SET PROBLEM
Every line below should be copied exactly; drop the pictures.
◆ ◆ ◆ ◆
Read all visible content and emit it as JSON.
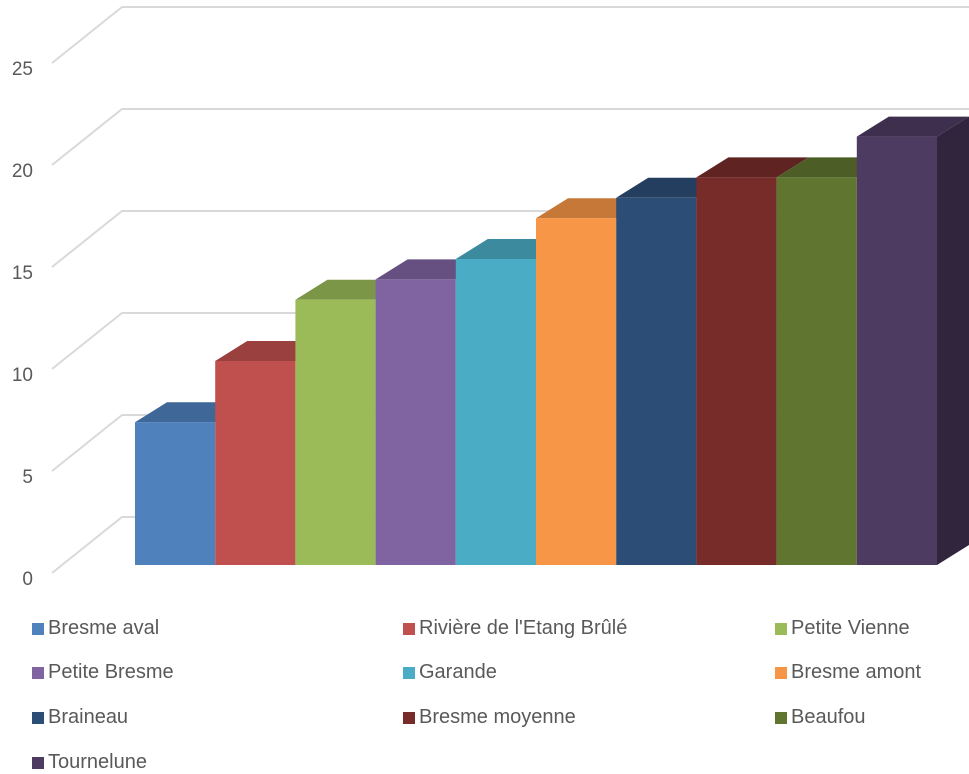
{
  "chart_data": {
    "type": "bar",
    "categories": [
      "Bresme aval",
      "Rivière de l'Etang Brûlé",
      "Petite Vienne",
      "Petite Bresme",
      "Garande",
      "Bresme amont",
      "Braineau",
      "Bresme moyenne",
      "Beaufou",
      "Tournelune"
    ],
    "series": [
      {
        "name": "Bresme aval",
        "value": 7,
        "color": "#4F81BD"
      },
      {
        "name": "Rivière de l'Etang Brûlé",
        "value": 10,
        "color": "#C0504D"
      },
      {
        "name": "Petite Vienne",
        "value": 13,
        "color": "#9BBB59"
      },
      {
        "name": "Petite Bresme",
        "value": 14,
        "color": "#8064A2"
      },
      {
        "name": "Garande",
        "value": 15,
        "color": "#4BACC6"
      },
      {
        "name": "Bresme amont",
        "value": 17,
        "color": "#F79646"
      },
      {
        "name": "Braineau",
        "value": 18,
        "color": "#2C4D75"
      },
      {
        "name": "Bresme moyenne",
        "value": 19,
        "color": "#772C2A"
      },
      {
        "name": "Beaufou",
        "value": 19,
        "color": "#5F7530"
      },
      {
        "name": "Tournelune",
        "value": 21,
        "color": "#4D3B62"
      }
    ],
    "yticks": [
      "0",
      "5",
      "10",
      "15",
      "20",
      "25"
    ],
    "ylim": [
      0,
      25
    ],
    "grid": true,
    "three_d": true,
    "legend_position": "bottom"
  }
}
◆ ◆ ◆ ◆
ANSWER BELOW
Read all visible content and emit it as JSON.
{
  "chart_data": {
    "type": "bar",
    "categories": [
      "Bresme aval",
      "Rivière de l'Etang Brûlé",
      "Petite Vienne",
      "Petite Bresme",
      "Garande",
      "Bresme amont",
      "Braineau",
      "Bresme moyenne",
      "Beaufou",
      "Tournelune"
    ],
    "series": [
      {
        "name": "Bresme aval",
        "value": 7,
        "color": "#4F81BD"
      },
      {
        "name": "Rivière de l'Etang Brûlé",
        "value": 10,
        "color": "#C0504D"
      },
      {
        "name": "Petite Vienne",
        "value": 13,
        "color": "#9BBB59"
      },
      {
        "name": "Petite Bresme",
        "value": 14,
        "color": "#8064A2"
      },
      {
        "name": "Garande",
        "value": 15,
        "color": "#4BACC6"
      },
      {
        "name": "Bresme amont",
        "value": 17,
        "color": "#F79646"
      },
      {
        "name": "Braineau",
        "value": 18,
        "color": "#2C4D75"
      },
      {
        "name": "Bresme moyenne",
        "value": 19,
        "color": "#772C2A"
      },
      {
        "name": "Beaufou",
        "value": 19,
        "color": "#5F7530"
      },
      {
        "name": "Tournelune",
        "value": 21,
        "color": "#4D3B62"
      }
    ],
    "yticks": [
      "0",
      "5",
      "10",
      "15",
      "20",
      "25"
    ],
    "ylim": [
      0,
      25
    ],
    "grid": true,
    "three_d": true,
    "legend_position": "bottom"
  }
}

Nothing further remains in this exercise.